**Task statement:**
Please write the listing below out again exactly, leaving every picture behind.
[BEGIN Data to use]
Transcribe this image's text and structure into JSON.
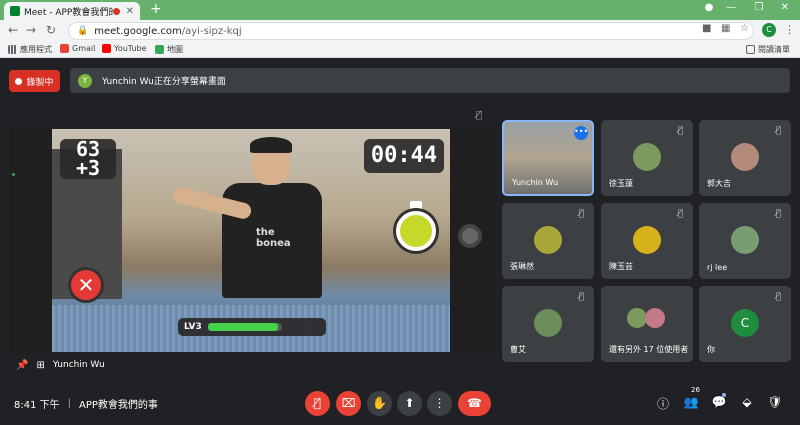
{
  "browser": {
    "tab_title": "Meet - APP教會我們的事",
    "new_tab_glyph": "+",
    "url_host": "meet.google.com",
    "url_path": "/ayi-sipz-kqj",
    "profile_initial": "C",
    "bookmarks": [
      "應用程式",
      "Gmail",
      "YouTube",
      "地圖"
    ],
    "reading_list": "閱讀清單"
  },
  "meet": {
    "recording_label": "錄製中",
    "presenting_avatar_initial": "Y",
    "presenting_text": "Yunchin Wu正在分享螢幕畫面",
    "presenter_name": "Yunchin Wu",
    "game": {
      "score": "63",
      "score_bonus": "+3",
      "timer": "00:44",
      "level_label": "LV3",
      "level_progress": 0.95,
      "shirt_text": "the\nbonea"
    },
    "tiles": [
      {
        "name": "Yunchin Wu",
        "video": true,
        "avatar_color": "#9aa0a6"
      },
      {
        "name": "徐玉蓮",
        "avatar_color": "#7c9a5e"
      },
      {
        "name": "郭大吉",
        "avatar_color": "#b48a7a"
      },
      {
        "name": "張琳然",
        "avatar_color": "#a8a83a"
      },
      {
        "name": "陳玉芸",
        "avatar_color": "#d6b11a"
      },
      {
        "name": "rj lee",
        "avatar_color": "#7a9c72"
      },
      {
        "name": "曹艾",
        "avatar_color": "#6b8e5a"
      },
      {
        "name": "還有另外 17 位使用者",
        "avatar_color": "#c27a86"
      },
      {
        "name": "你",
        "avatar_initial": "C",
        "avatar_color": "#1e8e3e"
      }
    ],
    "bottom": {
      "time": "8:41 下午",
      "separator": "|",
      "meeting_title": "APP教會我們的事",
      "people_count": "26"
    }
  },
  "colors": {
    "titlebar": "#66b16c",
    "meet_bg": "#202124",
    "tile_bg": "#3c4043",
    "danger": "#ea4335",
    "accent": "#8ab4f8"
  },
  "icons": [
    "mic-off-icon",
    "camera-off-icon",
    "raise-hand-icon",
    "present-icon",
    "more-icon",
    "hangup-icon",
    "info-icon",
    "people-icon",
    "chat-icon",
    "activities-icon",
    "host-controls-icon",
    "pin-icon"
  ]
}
[END Data to use]
**Reply:**
Transcribe this image's text and structure into JSON.
{
  "browser": {
    "tab_title": "Meet - APP教會我們的事",
    "new_tab_glyph": "+",
    "url_host": "meet.google.com",
    "url_path": "/ayi-sipz-kqj",
    "profile_initial": "C",
    "bookmarks": [
      "應用程式",
      "Gmail",
      "YouTube",
      "地圖"
    ],
    "reading_list": "閱讀清單"
  },
  "meet": {
    "recording_label": "錄製中",
    "presenting_avatar_initial": "Y",
    "presenting_text": "Yunchin Wu正在分享螢幕畫面",
    "presenter_name": "Yunchin Wu",
    "game": {
      "score": "63",
      "score_bonus": "+3",
      "timer": "00:44",
      "level_label": "LV3",
      "level_progress": 0.95,
      "shirt_text": "the\nbonea"
    },
    "tiles": [
      {
        "name": "Yunchin Wu",
        "video": true,
        "avatar_color": "#9aa0a6"
      },
      {
        "name": "徐玉蓮",
        "avatar_color": "#7c9a5e"
      },
      {
        "name": "郭大吉",
        "avatar_color": "#b48a7a"
      },
      {
        "name": "張琳然",
        "avatar_color": "#a8a83a"
      },
      {
        "name": "陳玉芸",
        "avatar_color": "#d6b11a"
      },
      {
        "name": "rj lee",
        "avatar_color": "#7a9c72"
      },
      {
        "name": "曹艾",
        "avatar_color": "#6b8e5a"
      },
      {
        "name": "還有另外 17 位使用者",
        "avatar_color": "#c27a86"
      },
      {
        "name": "你",
        "avatar_initial": "C",
        "avatar_color": "#1e8e3e"
      }
    ],
    "bottom": {
      "time": "8:41 下午",
      "separator": "|",
      "meeting_title": "APP教會我們的事",
      "people_count": "26"
    }
  },
  "colors": {
    "titlebar": "#66b16c",
    "meet_bg": "#202124",
    "tile_bg": "#3c4043",
    "danger": "#ea4335",
    "accent": "#8ab4f8"
  },
  "icons": [
    "mic-off-icon",
    "camera-off-icon",
    "raise-hand-icon",
    "present-icon",
    "more-icon",
    "hangup-icon",
    "info-icon",
    "people-icon",
    "chat-icon",
    "activities-icon",
    "host-controls-icon",
    "pin-icon"
  ]
}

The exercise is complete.